In full and without alteration, give the listing again.

╔══

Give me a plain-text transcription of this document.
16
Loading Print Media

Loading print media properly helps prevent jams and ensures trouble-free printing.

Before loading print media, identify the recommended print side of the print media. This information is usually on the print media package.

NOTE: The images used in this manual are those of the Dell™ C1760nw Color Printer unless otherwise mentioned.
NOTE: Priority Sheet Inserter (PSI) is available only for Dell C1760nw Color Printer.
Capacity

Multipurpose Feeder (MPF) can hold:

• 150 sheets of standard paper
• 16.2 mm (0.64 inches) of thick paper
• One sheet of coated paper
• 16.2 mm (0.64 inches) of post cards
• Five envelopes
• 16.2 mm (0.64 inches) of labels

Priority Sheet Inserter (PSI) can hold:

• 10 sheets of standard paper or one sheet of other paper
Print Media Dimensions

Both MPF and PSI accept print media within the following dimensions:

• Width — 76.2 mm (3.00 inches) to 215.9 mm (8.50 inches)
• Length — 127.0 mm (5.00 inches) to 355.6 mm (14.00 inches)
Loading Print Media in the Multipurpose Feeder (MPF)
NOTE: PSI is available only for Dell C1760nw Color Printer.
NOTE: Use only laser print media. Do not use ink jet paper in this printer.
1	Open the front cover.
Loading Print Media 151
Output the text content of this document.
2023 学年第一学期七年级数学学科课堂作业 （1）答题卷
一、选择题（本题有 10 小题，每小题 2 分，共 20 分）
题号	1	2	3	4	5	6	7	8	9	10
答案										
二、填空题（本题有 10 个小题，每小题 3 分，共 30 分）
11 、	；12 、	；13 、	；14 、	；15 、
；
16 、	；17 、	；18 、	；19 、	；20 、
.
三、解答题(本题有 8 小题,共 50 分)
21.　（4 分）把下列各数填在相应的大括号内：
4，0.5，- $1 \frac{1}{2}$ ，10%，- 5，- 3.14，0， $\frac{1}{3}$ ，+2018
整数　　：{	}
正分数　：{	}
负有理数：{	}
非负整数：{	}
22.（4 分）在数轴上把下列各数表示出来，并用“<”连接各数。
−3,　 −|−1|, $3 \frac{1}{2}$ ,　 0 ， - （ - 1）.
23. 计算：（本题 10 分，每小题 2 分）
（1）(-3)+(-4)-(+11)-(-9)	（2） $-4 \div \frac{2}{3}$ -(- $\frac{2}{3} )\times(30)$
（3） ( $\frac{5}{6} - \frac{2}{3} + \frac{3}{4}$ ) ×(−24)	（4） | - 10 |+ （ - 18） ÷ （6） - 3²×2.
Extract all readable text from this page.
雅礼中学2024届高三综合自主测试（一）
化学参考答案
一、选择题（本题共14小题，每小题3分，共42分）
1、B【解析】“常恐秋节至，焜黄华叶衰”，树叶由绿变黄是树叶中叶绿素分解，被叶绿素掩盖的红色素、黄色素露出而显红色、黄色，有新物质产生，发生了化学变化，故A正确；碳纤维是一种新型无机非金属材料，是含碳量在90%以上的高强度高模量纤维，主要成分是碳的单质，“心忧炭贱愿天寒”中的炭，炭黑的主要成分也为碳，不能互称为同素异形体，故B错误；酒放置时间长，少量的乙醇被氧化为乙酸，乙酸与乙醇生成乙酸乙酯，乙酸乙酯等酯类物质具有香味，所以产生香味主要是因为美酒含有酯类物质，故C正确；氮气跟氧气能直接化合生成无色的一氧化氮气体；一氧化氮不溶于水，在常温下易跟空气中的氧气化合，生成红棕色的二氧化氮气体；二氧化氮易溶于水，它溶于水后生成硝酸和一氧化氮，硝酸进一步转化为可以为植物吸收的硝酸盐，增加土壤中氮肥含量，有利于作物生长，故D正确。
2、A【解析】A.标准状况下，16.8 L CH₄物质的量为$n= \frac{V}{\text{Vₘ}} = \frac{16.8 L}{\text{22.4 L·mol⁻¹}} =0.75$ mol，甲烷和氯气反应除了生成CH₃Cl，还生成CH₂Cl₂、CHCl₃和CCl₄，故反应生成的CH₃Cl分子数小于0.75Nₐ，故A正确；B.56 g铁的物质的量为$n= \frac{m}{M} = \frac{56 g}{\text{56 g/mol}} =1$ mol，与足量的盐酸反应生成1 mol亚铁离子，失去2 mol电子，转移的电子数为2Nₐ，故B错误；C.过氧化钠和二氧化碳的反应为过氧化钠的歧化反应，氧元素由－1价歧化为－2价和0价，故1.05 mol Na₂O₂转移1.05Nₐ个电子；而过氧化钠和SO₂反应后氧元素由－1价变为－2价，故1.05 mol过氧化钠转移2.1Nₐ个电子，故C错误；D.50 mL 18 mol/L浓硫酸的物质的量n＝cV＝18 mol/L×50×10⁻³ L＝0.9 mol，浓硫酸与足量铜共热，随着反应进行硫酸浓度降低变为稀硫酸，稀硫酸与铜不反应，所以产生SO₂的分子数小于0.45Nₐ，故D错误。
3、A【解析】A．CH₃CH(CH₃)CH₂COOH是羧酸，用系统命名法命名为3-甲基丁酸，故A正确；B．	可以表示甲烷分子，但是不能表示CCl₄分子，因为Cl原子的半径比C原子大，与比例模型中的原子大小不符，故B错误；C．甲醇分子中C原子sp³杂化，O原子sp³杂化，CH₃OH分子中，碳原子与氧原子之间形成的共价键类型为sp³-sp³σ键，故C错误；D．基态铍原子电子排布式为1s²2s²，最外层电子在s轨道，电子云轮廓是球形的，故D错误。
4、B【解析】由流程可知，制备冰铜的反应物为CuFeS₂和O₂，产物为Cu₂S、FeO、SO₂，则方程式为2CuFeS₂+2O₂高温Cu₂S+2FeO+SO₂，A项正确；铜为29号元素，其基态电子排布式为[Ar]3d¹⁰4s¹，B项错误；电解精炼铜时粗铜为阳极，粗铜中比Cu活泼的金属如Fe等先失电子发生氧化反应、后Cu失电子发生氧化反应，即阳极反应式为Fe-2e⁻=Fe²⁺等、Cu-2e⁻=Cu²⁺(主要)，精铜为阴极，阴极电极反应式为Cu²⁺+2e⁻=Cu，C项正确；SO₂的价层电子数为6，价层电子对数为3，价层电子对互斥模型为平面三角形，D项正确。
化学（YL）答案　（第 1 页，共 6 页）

╚══

> [Completed exercise]:
Give me a plain-text transcription of this document.
16
Loading Print Media

Loading print media properly helps prevent jams and ensures trouble-free printing.

Before loading print media, identify the recommended print side of the print media. This information is usually on the print media package.

NOTE: The images used in this manual are those of the Dell™ C1760nw Color Printer unless otherwise mentioned.
NOTE: Priority Sheet Inserter (PSI) is available only for Dell C1760nw Color Printer.
Capacity

Multipurpose Feeder (MPF) can hold:

• 150 sheets of standard paper
• 16.2 mm (0.64 inches) of thick paper
• One sheet of coated paper
• 16.2 mm (0.64 inches) of post cards
• Five envelopes
• 16.2 mm (0.64 inches) of labels

Priority Sheet Inserter (PSI) can hold:

• 10 sheets of standard paper or one sheet of other paper
Print Media Dimensions

Both MPF and PSI accept print media within the following dimensions:

• Width — 76.2 mm (3.00 inches) to 215.9 mm (8.50 inches)
• Length — 127.0 mm (5.00 inches) to 355.6 mm (14.00 inches)
Loading Print Media in the Multipurpose Feeder (MPF)
NOTE: PSI is available only for Dell C1760nw Color Printer.
NOTE: Use only laser print media. Do not use ink jet paper in this printer.
1	Open the front cover.
Loading Print Media 151
Output the text content of this document.
2023 学年第一学期七年级数学学科课堂作业 （1）答题卷
一、选择题（本题有 10 小题，每小题 2 分，共 20 分）
题号	1	2	3	4	5	6	7	8	9	10
答案										
二、填空题（本题有 10 个小题，每小题 3 分，共 30 分）
11 、	；12 、	；13 、	；14 、	；15 、
；
16 、	；17 、	；18 、	；19 、	；20 、
.
三、解答题(本题有 8 小题,共 50 分)
21.　（4 分）把下列各数填在相应的大括号内：
4，0.5，- $1 \frac{1}{2}$ ，10%，- 5，- 3.14，0， $\frac{1}{3}$ ，+2018
整数　　：{	}
正分数　：{	}
负有理数：{	}
非负整数：{	}
22.（4 分）在数轴上把下列各数表示出来，并用“<”连接各数。
−3,　 −|−1|, $3 \frac{1}{2}$ ,　 0 ， - （ - 1）.
23. 计算：（本题 10 分，每小题 2 分）
（1）(-3)+(-4)-(+11)-(-9)	（2） $-4 \div \frac{2}{3}$ -(- $\frac{2}{3} )\times(30)$
（3） ( $\frac{5}{6} - \frac{2}{3} + \frac{3}{4}$ ) ×(−24)	（4） | - 10 |+ （ - 18） ÷ （6） - 3²×2.
Extract all readable text from this page.
雅礼中学2024届高三综合自主测试（一）
化学参考答案
一、选择题（本题共14小题，每小题3分，共42分）
1、B【解析】“常恐秋节至，焜黄华叶衰”，树叶由绿变黄是树叶中叶绿素分解，被叶绿素掩盖的红色素、黄色素露出而显红色、黄色，有新物质产生，发生了化学变化，故A正确；碳纤维是一种新型无机非金属材料，是含碳量在90%以上的高强度高模量纤维，主要成分是碳的单质，“心忧炭贱愿天寒”中的炭，炭黑的主要成分也为碳，不能互称为同素异形体，故B错误；酒放置时间长，少量的乙醇被氧化为乙酸，乙酸与乙醇生成乙酸乙酯，乙酸乙酯等酯类物质具有香味，所以产生香味主要是因为美酒含有酯类物质，故C正确；氮气跟氧气能直接化合生成无色的一氧化氮气体；一氧化氮不溶于水，在常温下易跟空气中的氧气化合，生成红棕色的二氧化氮气体；二氧化氮易溶于水，它溶于水后生成硝酸和一氧化氮，硝酸进一步转化为可以为植物吸收的硝酸盐，增加土壤中氮肥含量，有利于作物生长，故D正确。
2、A【解析】A.标准状况下，16.8 L CH₄物质的量为$n= \frac{V}{\text{Vₘ}} = \frac{16.8 L}{\text{22.4 L·mol⁻¹}} =0.75$ mol，甲烷和氯气反应除了生成CH₃Cl，还生成CH₂Cl₂、CHCl₃和CCl₄，故反应生成的CH₃Cl分子数小于0.75Nₐ，故A正确；B.56 g铁的物质的量为$n= \frac{m}{M} = \frac{56 g}{\text{56 g/mol}} =1$ mol，与足量的盐酸反应生成1 mol亚铁离子，失去2 mol电子，转移的电子数为2Nₐ，故B错误；C.过氧化钠和二氧化碳的反应为过氧化钠的歧化反应，氧元素由－1价歧化为－2价和0价，故1.05 mol Na₂O₂转移1.05Nₐ个电子；而过氧化钠和SO₂反应后氧元素由－1价变为－2价，故1.05 mol过氧化钠转移2.1Nₐ个电子，故C错误；D.50 mL 18 mol/L浓硫酸的物质的量n＝cV＝18 mol/L×50×10⁻³ L＝0.9 mol，浓硫酸与足量铜共热，随着反应进行硫酸浓度降低变为稀硫酸，稀硫酸与铜不反应，所以产生SO₂的分子数小于0.45Nₐ，故D错误。
3、A【解析】A．CH₃CH(CH₃)CH₂COOH是羧酸，用系统命名法命名为3-甲基丁酸，故A正确；B．	可以表示甲烷分子，但是不能表示CCl₄分子，因为Cl原子的半径比C原子大，与比例模型中的原子大小不符，故B错误；C．甲醇分子中C原子sp³杂化，O原子sp³杂化，CH₃OH分子中，碳原子与氧原子之间形成的共价键类型为sp³-sp³σ键，故C错误；D．基态铍原子电子排布式为1s²2s²，最外层电子在s轨道，电子云轮廓是球形的，故D错误。
4、B【解析】由流程可知，制备冰铜的反应物为CuFeS₂和O₂，产物为Cu₂S、FeO、SO₂，则方程式为2CuFeS₂+2O₂高温Cu₂S+2FeO+SO₂，A项正确；铜为29号元素，其基态电子排布式为[Ar]3d¹⁰4s¹，B项错误；电解精炼铜时粗铜为阳极，粗铜中比Cu活泼的金属如Fe等先失电子发生氧化反应、后Cu失电子发生氧化反应，即阳极反应式为Fe-2e⁻=Fe²⁺等、Cu-2e⁻=Cu²⁺(主要)，精铜为阴极，阴极电极反应式为Cu²⁺+2e⁻=Cu，C项正确；SO₂的价层电子数为6，价层电子对数为3，价层电子对互斥模型为平面三角形，D项正确。
化学（YL）答案　（第 1 页，共 6 页）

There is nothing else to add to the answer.